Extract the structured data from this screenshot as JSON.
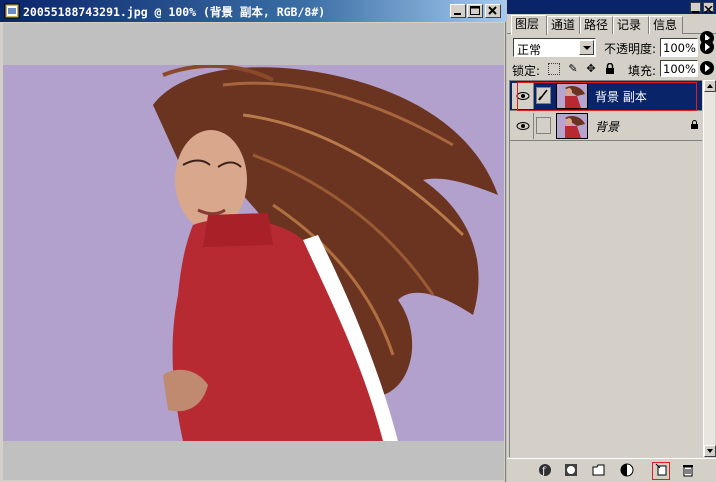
{
  "document": {
    "title": "20055188743291.jpg @ 100% (背景 副本, RGB/8#)",
    "image_alt": "photo of woman in red turtleneck with windblown hair",
    "colors": {
      "background": "#b6a6cf",
      "sweater": "#b82a32",
      "hair": "#6b3420"
    }
  },
  "window_controls": {
    "minimize": "minimize-icon",
    "maximize": "maximize-icon",
    "close": "close-icon"
  },
  "layers_panel": {
    "tabs": [
      {
        "label": "图层",
        "active": true
      },
      {
        "label": "通道",
        "active": false
      },
      {
        "label": "路径",
        "active": false
      },
      {
        "label": "记录",
        "active": false
      },
      {
        "label": "信息",
        "active": false
      }
    ],
    "blend_mode": "正常",
    "opacity_label": "不透明度:",
    "opacity_value": "100%",
    "lock_label": "锁定:",
    "fill_label": "填充:",
    "fill_value": "100%",
    "layers": [
      {
        "name": "背景 副本",
        "selected": true,
        "locked": false
      },
      {
        "name": "背景",
        "selected": false,
        "locked": true
      }
    ],
    "bottom_icons": [
      "layer-style-icon",
      "mask-icon",
      "group-folder-icon",
      "adjustment-layer-icon",
      "new-layer-icon",
      "trash-icon"
    ]
  }
}
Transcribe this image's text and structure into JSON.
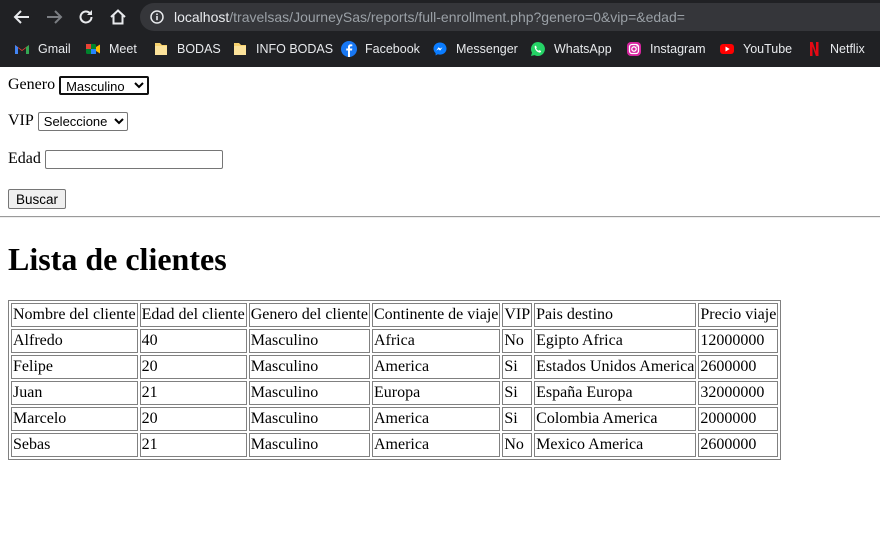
{
  "browser": {
    "url_host": "localhost",
    "url_path": "/travelsas/JourneySas/reports/full-enrollment.php?genero=0&vip=&edad=",
    "icons": {
      "back": "back-arrow-icon",
      "forward": "forward-arrow-icon",
      "reload": "reload-icon",
      "home": "home-icon",
      "info": "info-icon"
    },
    "bookmarks": [
      {
        "label": "Gmail",
        "icon": "gmail-icon"
      },
      {
        "label": "Meet",
        "icon": "meet-icon"
      },
      {
        "label": "BODAS",
        "icon": "folder-icon"
      },
      {
        "label": "INFO BODAS",
        "icon": "folder-icon"
      },
      {
        "label": "Facebook",
        "icon": "facebook-icon"
      },
      {
        "label": "Messenger",
        "icon": "messenger-icon"
      },
      {
        "label": "WhatsApp",
        "icon": "whatsapp-icon"
      },
      {
        "label": "Instagram",
        "icon": "instagram-icon"
      },
      {
        "label": "YouTube",
        "icon": "youtube-icon"
      },
      {
        "label": "Netflix",
        "icon": "netflix-icon"
      }
    ]
  },
  "form": {
    "genero": {
      "label": "Genero",
      "selected": "Masculino"
    },
    "vip": {
      "label": "VIP",
      "selected": "Seleccione"
    },
    "edad": {
      "label": "Edad",
      "value": ""
    },
    "submit_label": "Buscar"
  },
  "report": {
    "title": "Lista de clientes",
    "columns": [
      "Nombre del cliente",
      "Edad del cliente",
      "Genero del cliente",
      "Continente de viaje",
      "VIP",
      "Pais destino",
      "Precio viaje"
    ],
    "rows": [
      [
        "Alfredo",
        "40",
        "Masculino",
        "Africa",
        "No",
        "Egipto Africa",
        "12000000"
      ],
      [
        "Felipe",
        "20",
        "Masculino",
        "America",
        "Si",
        "Estados Unidos America",
        "2600000"
      ],
      [
        "Juan",
        "21",
        "Masculino",
        "Europa",
        "Si",
        "España Europa",
        "32000000"
      ],
      [
        "Marcelo",
        "20",
        "Masculino",
        "America",
        "Si",
        "Colombia America",
        "2000000"
      ],
      [
        "Sebas",
        "21",
        "Masculino",
        "America",
        "No",
        "Mexico America",
        "2600000"
      ]
    ]
  },
  "colors": {
    "chrome_bg": "#202124",
    "omnibox_bg": "#35363a",
    "url_host": "#e8eaed",
    "url_path": "#9aa0a6"
  }
}
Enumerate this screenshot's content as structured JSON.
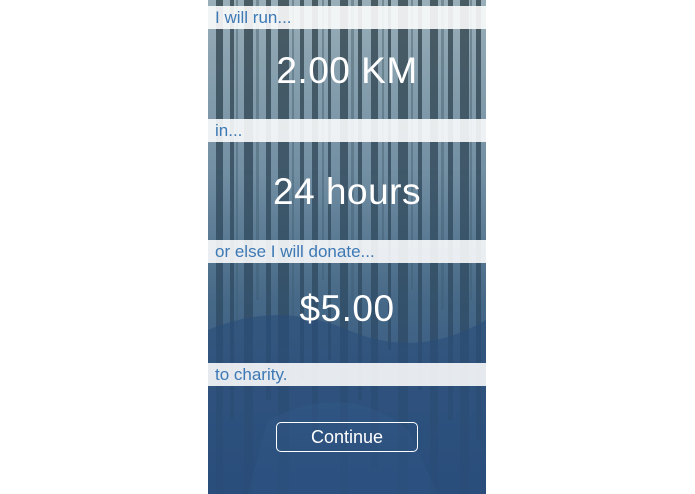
{
  "goal": {
    "distance_prompt": "I will run...",
    "distance_value": "2.00 KM",
    "time_prompt": "in...",
    "time_value": "24 hours",
    "penalty_prompt": "or else I will donate...",
    "penalty_value": "$5.00",
    "recipient_text": "to charity."
  },
  "actions": {
    "continue_label": "Continue"
  },
  "colors": {
    "prompt_text": "#3d79b4",
    "band_background": "#ffffff",
    "value_text": "#ffffff"
  }
}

⁂

> **AIM OF THE TASK**
Extract the full listing exactly, with the pictures left out.

> **COMPLETED EXERCISE**
Extract the structured data from this screenshot as JSON.
{
  "document": {
    "title": "20055188743291.jpg @ 100% (背景 副本, RGB/8#)",
    "image_alt": "photo of woman in red turtleneck with windblown hair",
    "colors": {
      "background": "#b6a6cf",
      "sweater": "#b82a32",
      "hair": "#6b3420"
    }
  },
  "window_controls": {
    "minimize": "minimize-icon",
    "maximize": "maximize-icon",
    "close": "close-icon"
  },
  "layers_panel": {
    "tabs": [
      {
        "label": "图层",
        "active": true
      },
      {
        "label": "通道",
        "active": false
      },
      {
        "label": "路径",
        "active": false
      },
      {
        "label": "记录",
        "active": false
      },
      {
        "label": "信息",
        "active": false
      }
    ],
    "blend_mode": "正常",
    "opacity_label": "不透明度:",
    "opacity_value": "100%",
    "lock_label": "锁定:",
    "fill_label": "填充:",
    "fill_value": "100%",
    "layers": [
      {
        "name": "背景 副本",
        "selected": true,
        "locked": false
      },
      {
        "name": "背景",
        "selected": false,
        "locked": true
      }
    ],
    "bottom_icons": [
      "layer-style-icon",
      "mask-icon",
      "group-folder-icon",
      "adjustment-layer-icon",
      "new-layer-icon",
      "trash-icon"
    ]
  }
}
Transcribe this image's text and structure into JSON.
{
  "browser": {
    "url_host": "localhost",
    "url_path": "/travelsas/JourneySas/reports/full-enrollment.php?genero=0&vip=&edad=",
    "icons": {
      "back": "back-arrow-icon",
      "forward": "forward-arrow-icon",
      "reload": "reload-icon",
      "home": "home-icon",
      "info": "info-icon"
    },
    "bookmarks": [
      {
        "label": "Gmail",
        "icon": "gmail-icon"
      },
      {
        "label": "Meet",
        "icon": "meet-icon"
      },
      {
        "label": "BODAS",
        "icon": "folder-icon"
      },
      {
        "label": "INFO BODAS",
        "icon": "folder-icon"
      },
      {
        "label": "Facebook",
        "icon": "facebook-icon"
      },
      {
        "label": "Messenger",
        "icon": "messenger-icon"
      },
      {
        "label": "WhatsApp",
        "icon": "whatsapp-icon"
      },
      {
        "label": "Instagram",
        "icon": "instagram-icon"
      },
      {
        "label": "YouTube",
        "icon": "youtube-icon"
      },
      {
        "label": "Netflix",
        "icon": "netflix-icon"
      }
    ]
  },
  "form": {
    "genero": {
      "label": "Genero",
      "selected": "Masculino"
    },
    "vip": {
      "label": "VIP",
      "selected": "Seleccione"
    },
    "edad": {
      "label": "Edad",
      "value": ""
    },
    "submit_label": "Buscar"
  },
  "report": {
    "title": "Lista de clientes",
    "columns": [
      "Nombre del cliente",
      "Edad del cliente",
      "Genero del cliente",
      "Continente de viaje",
      "VIP",
      "Pais destino",
      "Precio viaje"
    ],
    "rows": [
      [
        "Alfredo",
        "40",
        "Masculino",
        "Africa",
        "No",
        "Egipto Africa",
        "12000000"
      ],
      [
        "Felipe",
        "20",
        "Masculino",
        "America",
        "Si",
        "Estados Unidos America",
        "2600000"
      ],
      [
        "Juan",
        "21",
        "Masculino",
        "Europa",
        "Si",
        "España Europa",
        "32000000"
      ],
      [
        "Marcelo",
        "20",
        "Masculino",
        "America",
        "Si",
        "Colombia America",
        "2000000"
      ],
      [
        "Sebas",
        "21",
        "Masculino",
        "America",
        "No",
        "Mexico America",
        "2600000"
      ]
    ]
  },
  "colors": {
    "chrome_bg": "#202124",
    "omnibox_bg": "#35363a",
    "url_host": "#e8eaed",
    "url_path": "#9aa0a6"
  }
}
Enumerate this screenshot's content as structured JSON.
{
  "goal": {
    "distance_prompt": "I will run...",
    "distance_value": "2.00 KM",
    "time_prompt": "in...",
    "time_value": "24 hours",
    "penalty_prompt": "or else I will donate...",
    "penalty_value": "$5.00",
    "recipient_text": "to charity."
  },
  "actions": {
    "continue_label": "Continue"
  },
  "colors": {
    "prompt_text": "#3d79b4",
    "band_background": "#ffffff",
    "value_text": "#ffffff"
  }
}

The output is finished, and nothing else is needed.